• [WHAT THE TASK REQUIRES]:
Identify each line below that contains the word "concentration", and copy it out.

--- START OF RECORDED DATA ---

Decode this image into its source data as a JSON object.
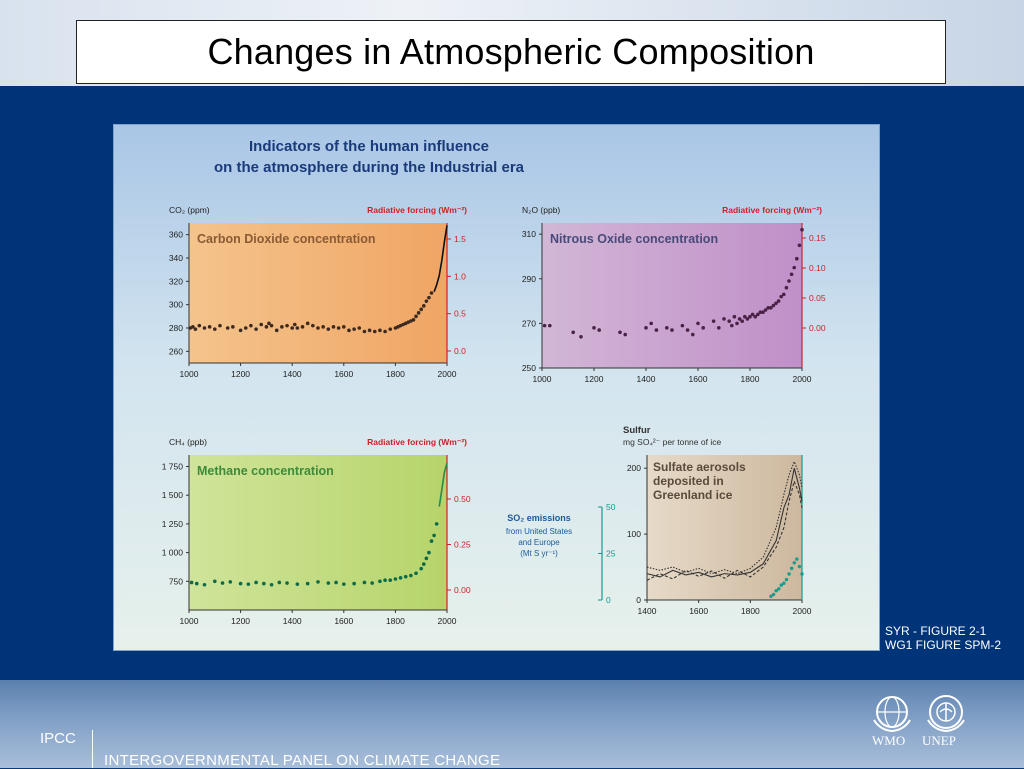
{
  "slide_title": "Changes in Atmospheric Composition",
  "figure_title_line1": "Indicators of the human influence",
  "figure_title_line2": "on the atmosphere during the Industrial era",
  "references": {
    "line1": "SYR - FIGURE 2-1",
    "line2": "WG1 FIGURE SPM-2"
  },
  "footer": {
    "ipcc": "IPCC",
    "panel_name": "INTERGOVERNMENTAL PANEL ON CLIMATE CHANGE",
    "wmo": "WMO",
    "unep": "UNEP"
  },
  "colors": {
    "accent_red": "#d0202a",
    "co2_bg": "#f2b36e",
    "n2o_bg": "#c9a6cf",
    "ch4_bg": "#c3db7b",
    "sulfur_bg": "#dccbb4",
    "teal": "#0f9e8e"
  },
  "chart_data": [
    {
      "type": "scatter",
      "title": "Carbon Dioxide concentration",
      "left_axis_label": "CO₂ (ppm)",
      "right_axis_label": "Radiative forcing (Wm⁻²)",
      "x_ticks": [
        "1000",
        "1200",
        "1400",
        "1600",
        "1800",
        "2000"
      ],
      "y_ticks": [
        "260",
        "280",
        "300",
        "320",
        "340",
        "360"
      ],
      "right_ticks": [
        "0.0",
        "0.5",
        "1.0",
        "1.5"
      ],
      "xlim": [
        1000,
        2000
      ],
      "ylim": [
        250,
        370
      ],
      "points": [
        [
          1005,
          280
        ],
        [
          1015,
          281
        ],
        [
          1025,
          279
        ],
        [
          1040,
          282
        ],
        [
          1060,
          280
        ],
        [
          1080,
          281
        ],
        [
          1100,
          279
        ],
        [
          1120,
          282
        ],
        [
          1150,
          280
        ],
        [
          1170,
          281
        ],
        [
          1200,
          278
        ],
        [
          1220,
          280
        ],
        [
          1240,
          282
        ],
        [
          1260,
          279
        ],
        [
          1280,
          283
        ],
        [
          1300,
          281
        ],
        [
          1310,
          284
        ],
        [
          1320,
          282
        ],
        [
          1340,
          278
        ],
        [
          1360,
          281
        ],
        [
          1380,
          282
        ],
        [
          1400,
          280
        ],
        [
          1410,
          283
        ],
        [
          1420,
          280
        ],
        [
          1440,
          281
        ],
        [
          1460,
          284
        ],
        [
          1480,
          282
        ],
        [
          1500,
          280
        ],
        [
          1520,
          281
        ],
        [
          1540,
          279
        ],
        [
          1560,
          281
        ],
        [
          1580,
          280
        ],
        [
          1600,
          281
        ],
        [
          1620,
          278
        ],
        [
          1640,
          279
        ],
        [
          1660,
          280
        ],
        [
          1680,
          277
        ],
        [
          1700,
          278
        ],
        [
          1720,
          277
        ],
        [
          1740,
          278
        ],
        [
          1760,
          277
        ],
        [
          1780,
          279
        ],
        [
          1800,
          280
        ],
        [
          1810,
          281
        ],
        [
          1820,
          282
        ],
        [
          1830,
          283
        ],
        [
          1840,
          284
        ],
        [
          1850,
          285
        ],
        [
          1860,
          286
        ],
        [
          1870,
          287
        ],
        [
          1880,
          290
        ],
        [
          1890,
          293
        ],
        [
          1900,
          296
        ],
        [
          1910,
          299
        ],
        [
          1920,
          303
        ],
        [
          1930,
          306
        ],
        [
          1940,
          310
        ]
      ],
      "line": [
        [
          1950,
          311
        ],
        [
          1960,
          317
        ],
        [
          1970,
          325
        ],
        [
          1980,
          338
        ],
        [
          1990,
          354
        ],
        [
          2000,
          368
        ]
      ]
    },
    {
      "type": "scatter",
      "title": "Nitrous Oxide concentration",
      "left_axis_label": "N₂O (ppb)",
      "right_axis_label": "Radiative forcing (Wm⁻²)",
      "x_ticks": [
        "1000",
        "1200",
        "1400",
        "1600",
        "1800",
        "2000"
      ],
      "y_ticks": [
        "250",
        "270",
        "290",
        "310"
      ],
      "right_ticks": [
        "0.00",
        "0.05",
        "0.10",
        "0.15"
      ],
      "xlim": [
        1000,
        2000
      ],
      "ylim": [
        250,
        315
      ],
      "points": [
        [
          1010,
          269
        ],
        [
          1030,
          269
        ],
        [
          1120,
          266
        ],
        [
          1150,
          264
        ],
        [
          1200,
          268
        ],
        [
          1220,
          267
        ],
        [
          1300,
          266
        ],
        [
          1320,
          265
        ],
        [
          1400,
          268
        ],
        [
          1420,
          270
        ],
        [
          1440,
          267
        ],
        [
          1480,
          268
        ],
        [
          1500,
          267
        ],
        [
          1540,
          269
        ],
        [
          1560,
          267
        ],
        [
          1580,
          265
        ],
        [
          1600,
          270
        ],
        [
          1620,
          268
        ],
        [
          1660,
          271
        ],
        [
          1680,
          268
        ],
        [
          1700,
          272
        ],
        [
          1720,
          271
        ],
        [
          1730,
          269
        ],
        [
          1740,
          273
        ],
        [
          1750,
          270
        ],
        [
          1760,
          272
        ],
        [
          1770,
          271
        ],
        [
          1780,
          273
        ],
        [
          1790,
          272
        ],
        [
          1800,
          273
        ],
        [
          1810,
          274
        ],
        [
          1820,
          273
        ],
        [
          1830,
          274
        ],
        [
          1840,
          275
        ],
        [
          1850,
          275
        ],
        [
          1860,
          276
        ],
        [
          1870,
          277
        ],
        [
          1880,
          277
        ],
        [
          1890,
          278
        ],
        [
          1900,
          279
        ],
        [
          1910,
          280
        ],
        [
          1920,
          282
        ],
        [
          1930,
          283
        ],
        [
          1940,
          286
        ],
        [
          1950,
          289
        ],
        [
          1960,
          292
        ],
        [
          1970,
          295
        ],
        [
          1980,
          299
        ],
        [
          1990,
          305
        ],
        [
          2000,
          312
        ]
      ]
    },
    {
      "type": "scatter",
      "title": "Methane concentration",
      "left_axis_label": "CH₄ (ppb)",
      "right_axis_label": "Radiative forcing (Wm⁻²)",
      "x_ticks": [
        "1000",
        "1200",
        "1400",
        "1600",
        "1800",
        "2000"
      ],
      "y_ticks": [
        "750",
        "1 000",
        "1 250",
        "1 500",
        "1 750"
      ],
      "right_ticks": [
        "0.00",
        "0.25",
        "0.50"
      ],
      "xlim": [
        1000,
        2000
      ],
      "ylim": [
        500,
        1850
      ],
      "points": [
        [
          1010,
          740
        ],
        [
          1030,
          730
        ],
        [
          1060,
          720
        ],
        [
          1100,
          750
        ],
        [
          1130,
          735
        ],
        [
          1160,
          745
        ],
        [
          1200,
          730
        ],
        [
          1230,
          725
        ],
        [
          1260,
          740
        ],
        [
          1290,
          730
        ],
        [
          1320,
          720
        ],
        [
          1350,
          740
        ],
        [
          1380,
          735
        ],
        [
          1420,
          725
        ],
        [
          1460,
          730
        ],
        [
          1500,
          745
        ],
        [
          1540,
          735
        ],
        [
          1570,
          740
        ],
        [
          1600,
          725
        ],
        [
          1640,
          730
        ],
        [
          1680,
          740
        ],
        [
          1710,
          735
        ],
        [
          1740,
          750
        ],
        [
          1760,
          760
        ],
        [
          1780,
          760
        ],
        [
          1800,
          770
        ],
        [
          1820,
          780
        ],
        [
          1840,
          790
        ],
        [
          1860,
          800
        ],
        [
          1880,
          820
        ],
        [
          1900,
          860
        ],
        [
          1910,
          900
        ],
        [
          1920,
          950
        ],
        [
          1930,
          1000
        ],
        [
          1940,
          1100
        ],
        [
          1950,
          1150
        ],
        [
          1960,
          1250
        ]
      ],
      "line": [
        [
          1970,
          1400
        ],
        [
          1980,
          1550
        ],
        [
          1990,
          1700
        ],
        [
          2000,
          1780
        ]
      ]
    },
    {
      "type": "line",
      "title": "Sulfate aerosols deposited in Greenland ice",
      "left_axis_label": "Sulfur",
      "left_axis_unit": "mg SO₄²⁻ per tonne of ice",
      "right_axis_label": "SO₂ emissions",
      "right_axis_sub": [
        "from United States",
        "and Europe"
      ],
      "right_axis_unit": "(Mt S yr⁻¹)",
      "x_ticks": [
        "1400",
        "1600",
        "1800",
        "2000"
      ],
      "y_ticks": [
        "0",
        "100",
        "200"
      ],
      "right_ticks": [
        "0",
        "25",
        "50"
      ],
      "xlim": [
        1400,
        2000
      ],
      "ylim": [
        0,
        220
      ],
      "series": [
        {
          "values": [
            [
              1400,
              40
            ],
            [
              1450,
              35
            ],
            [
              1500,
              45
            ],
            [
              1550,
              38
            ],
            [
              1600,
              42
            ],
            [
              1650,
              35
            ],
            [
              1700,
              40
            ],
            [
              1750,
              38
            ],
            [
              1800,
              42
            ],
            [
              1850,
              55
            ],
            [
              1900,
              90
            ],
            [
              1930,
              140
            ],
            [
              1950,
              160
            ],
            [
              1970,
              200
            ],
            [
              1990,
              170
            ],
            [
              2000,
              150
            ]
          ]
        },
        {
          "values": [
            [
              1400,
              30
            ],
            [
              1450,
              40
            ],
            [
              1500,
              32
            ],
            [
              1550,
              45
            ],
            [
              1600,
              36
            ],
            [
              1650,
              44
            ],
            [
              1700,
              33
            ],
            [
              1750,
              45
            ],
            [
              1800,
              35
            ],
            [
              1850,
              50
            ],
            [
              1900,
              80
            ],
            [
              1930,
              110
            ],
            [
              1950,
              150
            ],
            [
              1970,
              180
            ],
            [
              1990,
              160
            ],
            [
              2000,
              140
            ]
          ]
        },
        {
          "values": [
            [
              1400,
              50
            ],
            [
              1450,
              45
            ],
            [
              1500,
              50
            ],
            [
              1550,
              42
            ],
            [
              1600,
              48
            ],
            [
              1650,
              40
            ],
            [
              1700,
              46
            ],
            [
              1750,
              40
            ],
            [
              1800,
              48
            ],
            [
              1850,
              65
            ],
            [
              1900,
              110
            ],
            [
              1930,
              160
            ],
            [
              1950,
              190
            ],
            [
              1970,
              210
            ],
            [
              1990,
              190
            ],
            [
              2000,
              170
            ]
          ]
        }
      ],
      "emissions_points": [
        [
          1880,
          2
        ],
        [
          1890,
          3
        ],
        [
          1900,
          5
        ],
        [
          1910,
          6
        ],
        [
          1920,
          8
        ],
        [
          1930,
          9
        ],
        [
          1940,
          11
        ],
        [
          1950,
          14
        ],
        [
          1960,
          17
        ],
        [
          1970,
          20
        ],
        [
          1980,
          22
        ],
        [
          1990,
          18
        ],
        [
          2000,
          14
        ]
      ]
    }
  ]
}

--- END OF RECORDED DATA ---

• [SOLUTION TO THIS PROBLEM]:
      "title": "Carbon Dioxide concentration",
      "title": "Nitrous Oxide concentration",
      "title": "Methane concentration",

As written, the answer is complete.